[Stored records]
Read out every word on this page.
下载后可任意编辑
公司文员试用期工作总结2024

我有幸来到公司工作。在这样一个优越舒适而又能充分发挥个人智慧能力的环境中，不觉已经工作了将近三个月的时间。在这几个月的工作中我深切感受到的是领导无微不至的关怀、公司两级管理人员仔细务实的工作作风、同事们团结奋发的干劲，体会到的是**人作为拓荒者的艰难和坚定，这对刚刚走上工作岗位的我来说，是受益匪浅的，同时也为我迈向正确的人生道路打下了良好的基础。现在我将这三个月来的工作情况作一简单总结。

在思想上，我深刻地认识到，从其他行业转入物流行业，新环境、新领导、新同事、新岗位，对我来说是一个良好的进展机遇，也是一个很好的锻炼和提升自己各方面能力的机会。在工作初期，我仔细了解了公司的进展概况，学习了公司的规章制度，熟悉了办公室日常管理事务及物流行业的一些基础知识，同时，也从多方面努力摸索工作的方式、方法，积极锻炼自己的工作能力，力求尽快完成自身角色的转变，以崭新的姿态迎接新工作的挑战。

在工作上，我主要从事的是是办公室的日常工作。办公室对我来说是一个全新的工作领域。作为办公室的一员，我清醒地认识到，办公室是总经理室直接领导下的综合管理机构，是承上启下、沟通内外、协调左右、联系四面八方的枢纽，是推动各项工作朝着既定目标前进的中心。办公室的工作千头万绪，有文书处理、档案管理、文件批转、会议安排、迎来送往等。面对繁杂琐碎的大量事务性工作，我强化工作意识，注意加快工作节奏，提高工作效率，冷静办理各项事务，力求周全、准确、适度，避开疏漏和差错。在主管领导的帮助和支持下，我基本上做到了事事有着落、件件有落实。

---

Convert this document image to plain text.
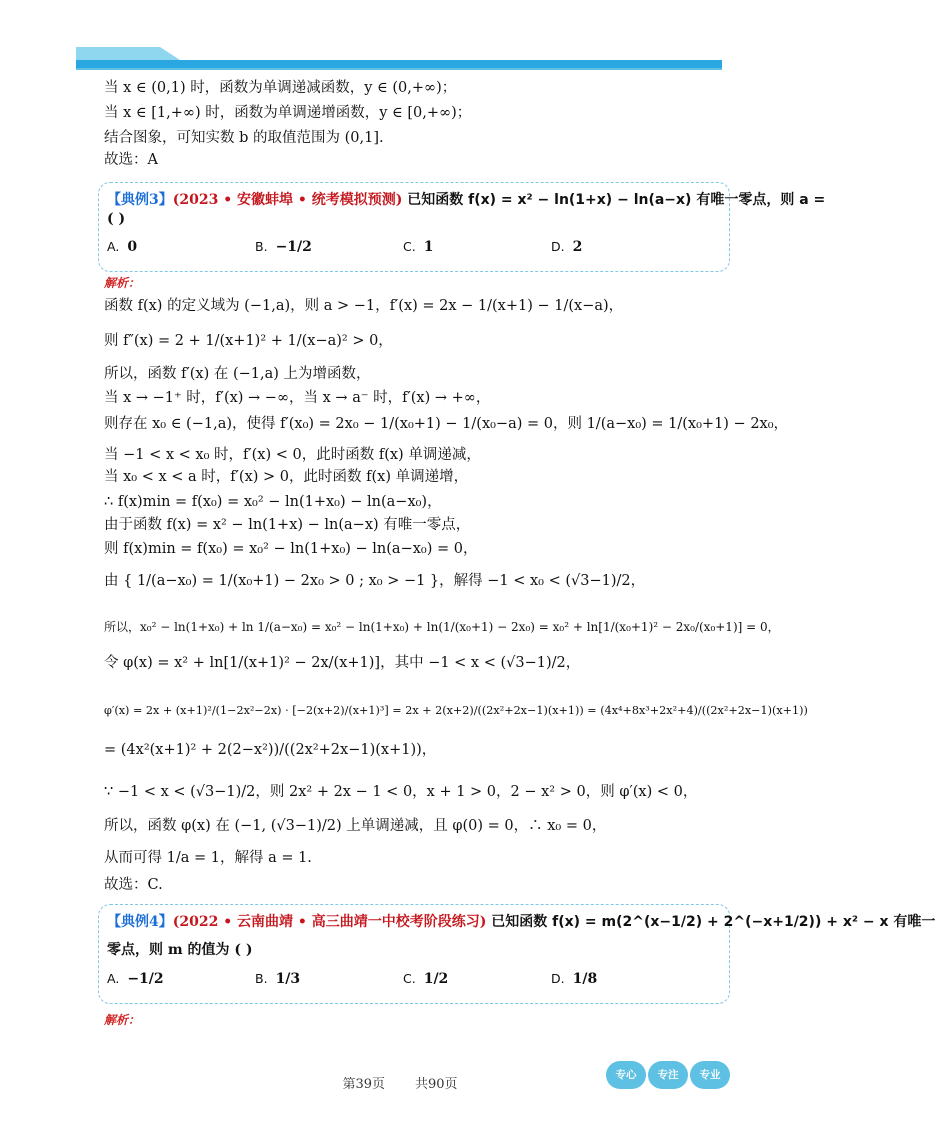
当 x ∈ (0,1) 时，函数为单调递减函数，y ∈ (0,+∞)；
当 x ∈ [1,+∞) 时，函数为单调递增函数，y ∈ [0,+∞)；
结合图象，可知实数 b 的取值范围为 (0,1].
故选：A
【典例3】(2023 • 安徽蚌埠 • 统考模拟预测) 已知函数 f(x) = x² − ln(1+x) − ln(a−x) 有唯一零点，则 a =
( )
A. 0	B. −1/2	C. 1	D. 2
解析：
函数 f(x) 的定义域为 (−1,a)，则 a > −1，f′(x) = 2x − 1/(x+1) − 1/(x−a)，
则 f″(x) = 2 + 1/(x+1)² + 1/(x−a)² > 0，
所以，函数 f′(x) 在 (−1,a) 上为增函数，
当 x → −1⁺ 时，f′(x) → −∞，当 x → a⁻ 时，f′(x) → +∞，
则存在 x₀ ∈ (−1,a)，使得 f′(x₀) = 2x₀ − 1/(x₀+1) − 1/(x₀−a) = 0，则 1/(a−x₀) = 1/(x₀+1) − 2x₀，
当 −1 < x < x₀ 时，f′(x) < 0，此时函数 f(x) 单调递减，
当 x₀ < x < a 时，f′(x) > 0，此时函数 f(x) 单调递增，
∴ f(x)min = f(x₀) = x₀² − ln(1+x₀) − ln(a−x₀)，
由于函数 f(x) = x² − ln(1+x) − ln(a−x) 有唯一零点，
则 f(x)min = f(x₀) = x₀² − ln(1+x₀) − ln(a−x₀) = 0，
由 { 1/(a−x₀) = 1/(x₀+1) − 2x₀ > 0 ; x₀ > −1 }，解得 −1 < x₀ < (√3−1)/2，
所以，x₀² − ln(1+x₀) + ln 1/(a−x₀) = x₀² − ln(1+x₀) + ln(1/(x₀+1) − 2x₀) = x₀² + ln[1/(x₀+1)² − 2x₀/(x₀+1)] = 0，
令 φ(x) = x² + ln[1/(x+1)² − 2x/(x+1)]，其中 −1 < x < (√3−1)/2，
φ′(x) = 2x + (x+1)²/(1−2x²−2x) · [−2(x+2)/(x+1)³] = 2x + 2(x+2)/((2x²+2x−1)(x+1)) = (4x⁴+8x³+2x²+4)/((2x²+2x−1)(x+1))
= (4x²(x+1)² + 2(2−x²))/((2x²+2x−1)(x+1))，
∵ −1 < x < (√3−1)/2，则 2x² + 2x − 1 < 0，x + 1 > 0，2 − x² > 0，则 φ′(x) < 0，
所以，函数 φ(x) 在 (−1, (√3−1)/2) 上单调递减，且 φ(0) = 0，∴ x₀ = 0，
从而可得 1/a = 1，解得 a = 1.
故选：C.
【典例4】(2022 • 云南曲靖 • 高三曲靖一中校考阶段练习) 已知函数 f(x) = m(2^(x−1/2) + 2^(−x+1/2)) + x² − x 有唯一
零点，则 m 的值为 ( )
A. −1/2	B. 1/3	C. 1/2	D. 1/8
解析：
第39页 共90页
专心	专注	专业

WORK TO DO –
Pick out and copy the lines of the material that include the word "此时函数".

FINISHED ANSWER –
当 −1 < x < x₀ 时，f′(x) < 0，此时函数 f(x) 单调递减，
当 x₀ < x < a 时，f′(x) > 0，此时函数 f(x) 单调递增，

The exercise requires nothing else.